** Start of DATA FOR THIS TASK **

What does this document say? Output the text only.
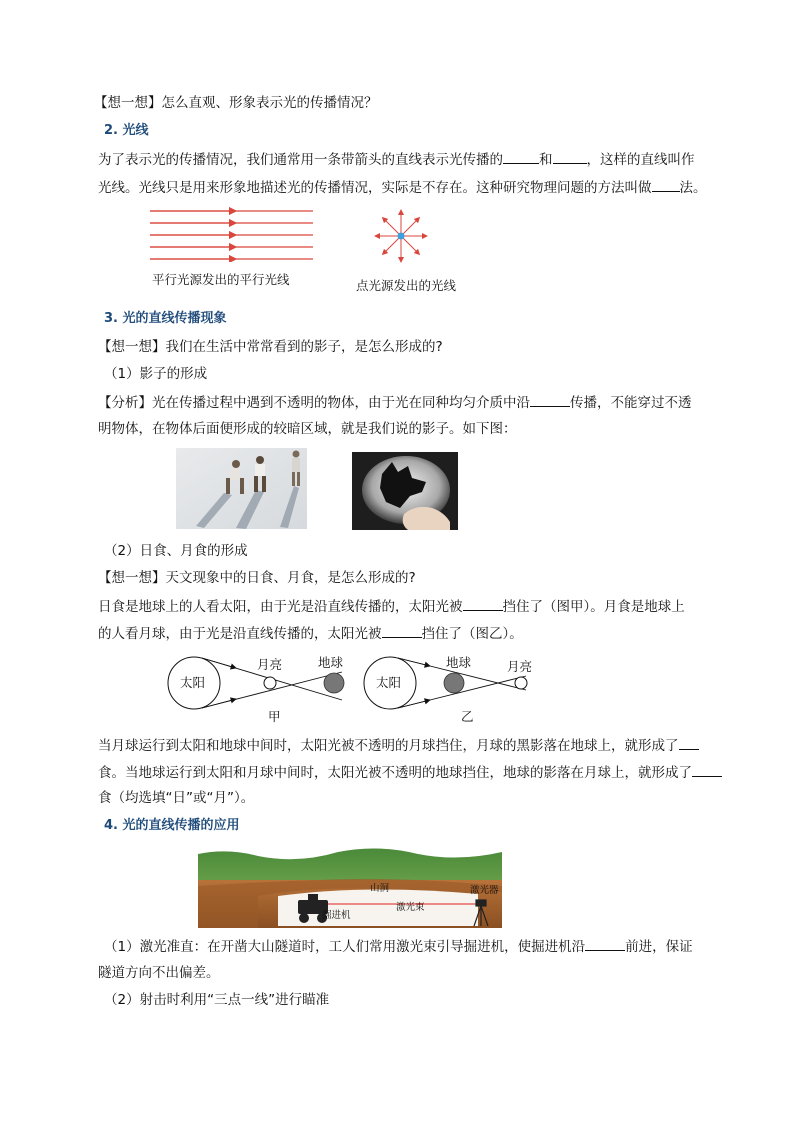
【想一想】怎么直观、形象表示光的传播情况？
2. 光线
为了表示光的传播情况，我们通常用一条带箭头的直线表示光传播的	和	，这样的直线叫作
光线。光线只是用来形象地描述光的传播情况，实际是不存在。这种研究物理问题的方法叫做 法。
平行光源发出的平行光线	点光源发出的光线
3. 光的直线传播现象
【想一想】我们在生活中常常看到的影子，是怎么形成的?
（1）影子的形成
【分析】光在传播过程中遇到不透明的物体，由于光在同种均匀介质中沿	传播，不能穿过不透
明物体，在物体后面便形成的较暗区域，就是我们说的影子。如下图：
（2）日食、月食的形成
【想一想】天文现象中的日食、月食，是怎么形成的?
日食是地球上的人看太阳，由于光是沿直线传播的，太阳光被	挡住了（图甲）。月食是地球上
的人看月球，由于光是沿直线传播的，太阳光被	挡住了（图乙）。
太阳
月亮	地球
太阳
地球	月亮
甲	乙
当月球运行到太阳和地球中间时，太阳光被不透明的月球挡住，月球的黑影落在地球上，就形成了
食。当地球运行到太阳和月球中间时，太阳光被不透明的地球挡住，地球的影落在月球上，就形成了
食（均选填“日”或“月”）。
4. 光的直线传播的应用
山洞	激光器
激光束
掘进机
（1）激光准直：在开凿大山隧道时，工人们常用激光束引导掘进机，使掘进机沿	前进，保证
隧道方向不出偏差。
（2）射击时利用“三点一线”进行瞄准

** End of DATA FOR THIS TASK **

AIM -> Return each line of the listing that holds the string "就形成了".

ANSWER TO THE PROBLEM ->
当月球运行到太阳和地球中间时，太阳光被不透明的月球挡住，月球的黑影落在地球上，就形成了
食。当地球运行到太阳和月球中间时，太阳光被不透明的地球挡住，地球的影落在月球上，就形成了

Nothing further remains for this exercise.